▶ _Problem details_
Work through the material below and count the lines holding the word "Internet"; give that count and nothing more.

▶ _Records to process_
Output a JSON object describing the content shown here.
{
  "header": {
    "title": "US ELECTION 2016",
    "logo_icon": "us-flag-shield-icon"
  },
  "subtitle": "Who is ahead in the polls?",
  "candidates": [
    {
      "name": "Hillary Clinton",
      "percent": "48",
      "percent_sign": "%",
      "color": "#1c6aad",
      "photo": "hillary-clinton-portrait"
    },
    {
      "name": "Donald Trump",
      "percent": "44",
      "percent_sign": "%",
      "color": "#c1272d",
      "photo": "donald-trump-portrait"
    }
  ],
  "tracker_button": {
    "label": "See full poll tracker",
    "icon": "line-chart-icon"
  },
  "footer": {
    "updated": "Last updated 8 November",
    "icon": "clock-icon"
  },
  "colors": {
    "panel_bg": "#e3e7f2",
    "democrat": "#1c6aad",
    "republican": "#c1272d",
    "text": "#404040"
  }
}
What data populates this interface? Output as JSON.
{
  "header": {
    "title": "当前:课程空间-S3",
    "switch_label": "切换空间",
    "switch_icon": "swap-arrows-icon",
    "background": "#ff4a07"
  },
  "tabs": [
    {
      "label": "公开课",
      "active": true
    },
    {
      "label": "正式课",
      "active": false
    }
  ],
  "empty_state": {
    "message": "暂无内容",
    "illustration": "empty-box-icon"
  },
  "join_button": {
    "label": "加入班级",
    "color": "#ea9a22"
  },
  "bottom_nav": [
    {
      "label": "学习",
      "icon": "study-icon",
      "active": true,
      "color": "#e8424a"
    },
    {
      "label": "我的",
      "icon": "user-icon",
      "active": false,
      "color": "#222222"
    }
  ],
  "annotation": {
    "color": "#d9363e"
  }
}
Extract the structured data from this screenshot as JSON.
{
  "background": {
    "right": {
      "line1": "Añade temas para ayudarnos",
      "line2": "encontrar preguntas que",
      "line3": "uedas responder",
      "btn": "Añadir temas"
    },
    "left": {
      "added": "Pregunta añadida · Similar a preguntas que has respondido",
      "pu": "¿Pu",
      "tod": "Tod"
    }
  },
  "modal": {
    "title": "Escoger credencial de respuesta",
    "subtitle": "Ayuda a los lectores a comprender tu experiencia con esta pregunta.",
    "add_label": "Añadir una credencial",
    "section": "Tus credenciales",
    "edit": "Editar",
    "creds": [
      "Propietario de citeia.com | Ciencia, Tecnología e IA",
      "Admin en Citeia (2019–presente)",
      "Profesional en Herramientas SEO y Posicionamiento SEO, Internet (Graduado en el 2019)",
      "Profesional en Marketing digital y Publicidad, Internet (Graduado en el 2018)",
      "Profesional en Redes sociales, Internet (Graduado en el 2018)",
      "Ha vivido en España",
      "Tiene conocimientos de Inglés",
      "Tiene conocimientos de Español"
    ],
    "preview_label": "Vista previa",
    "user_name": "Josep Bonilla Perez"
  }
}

▶ _Exercise answer_
3